Do this
Give the material once more, word for word, without any images.

The data

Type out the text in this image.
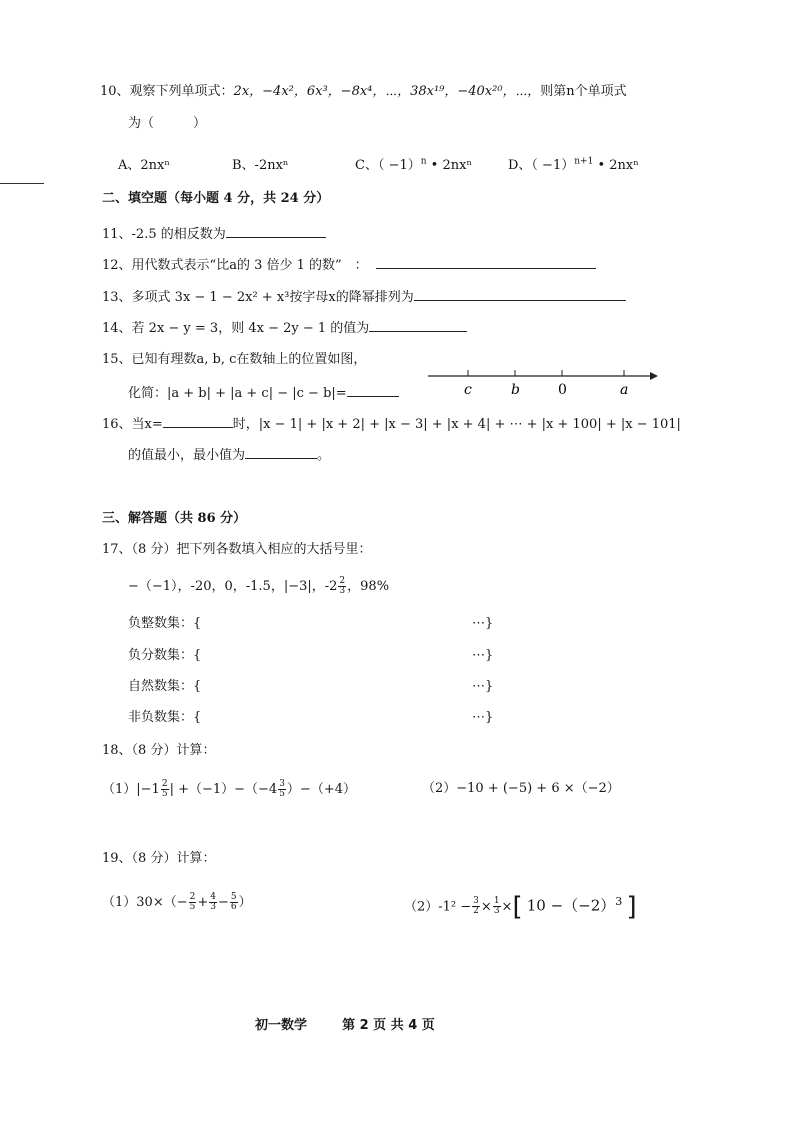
10、观察下列单项式：2x，−4x²，6x³，−8x⁴，⋯，38x¹⁹，−40x²⁰，⋯，则第n个单项式
为（　　　）
A、2nxⁿ	B、-2nxⁿ	C、（ −1）$^n$ • 2nxⁿ	D、（ −1）$^{n+1}$ • 2nxⁿ
二、填空题（每小题 4 分，共 24 分）
11、-2.5 的相反数为
12、用代数式表示“比a的 3 倍少 1 的数”　：
13、多项式 3x − 1 − 2x² + x³按字母x的降幂排列为
14、若 2x − y = 3，则 4x − 2y − 1 的值为
15、已知有理数a, b, c在数轴上的位置如图，
化简：|a + b| + |a + c| − |c − b|=	c	b	0	a
16、当x=	时，|x − 1| + |x + 2| + |x − 3| + |x + 4| + ⋯ + |x + 100| + |x − 101|
的值最小，最小值为	。
三、解答题（共 86 分）
17、（8 分）把下列各数填入相应的大括号里：
−（−1），-20，0，-1.5，|−3|，$-2 \frac{2}{3}$ ，98%
负整数集：{	⋯}
负分数集：{	⋯}
自然数集：{	⋯}
非负数集：{	⋯}
18、（8 分）计算：
$(1)|-1 \frac{2}{5}$ | $+(-1)-(-4 \frac{3}{5} )-(+4)$	（2）−10 + (−5) + 6 ×（−2）
19、（8 分）计算：
$(1)30\times(- \frac{2}{5} + \frac{4}{3} - \frac{5}{6}$ ）	$(2)-1^2 - \frac{3}{2} \times \frac{1}{3}$ ×[ $10 -(-2)^3$ ]
初一数学	第 2 页 共 4 页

Result
Type out the text in this image.
10、观察下列单项式：2x，−4x²，6x³，−8x⁴，⋯，38x¹⁹，−40x²⁰，⋯，则第n个单项式
为（　　　）
A、2nxⁿ	B、-2nxⁿ	C、（ −1）$^n$ • 2nxⁿ	D、（ −1）$^{n+1}$ • 2nxⁿ
二、填空题（每小题 4 分，共 24 分）
11、-2.5 的相反数为
12、用代数式表示“比a的 3 倍少 1 的数”　：
13、多项式 3x − 1 − 2x² + x³按字母x的降幂排列为
14、若 2x − y = 3，则 4x − 2y − 1 的值为
15、已知有理数a, b, c在数轴上的位置如图，
化简：|a + b| + |a + c| − |c − b|=	c	b	0	a
16、当x=	时，|x − 1| + |x + 2| + |x − 3| + |x + 4| + ⋯ + |x + 100| + |x − 101|
的值最小，最小值为	。
三、解答题（共 86 分）
17、（8 分）把下列各数填入相应的大括号里：
−（−1），-20，0，-1.5，|−3|，$-2 \frac{2}{3}$ ，98%
负整数集：{	⋯}
负分数集：{	⋯}
自然数集：{	⋯}
非负数集：{	⋯}
18、（8 分）计算：
$(1)|-1 \frac{2}{5}$ | $+(-1)-(-4 \frac{3}{5} )-(+4)$	（2）−10 + (−5) + 6 ×（−2）
19、（8 分）计算：
$(1)30\times(- \frac{2}{5} + \frac{4}{3} - \frac{5}{6}$ ）	$(2)-1^2 - \frac{3}{2} \times \frac{1}{3}$ ×[ $10 -(-2)^3$ ]
初一数学	第 2 页 共 4 页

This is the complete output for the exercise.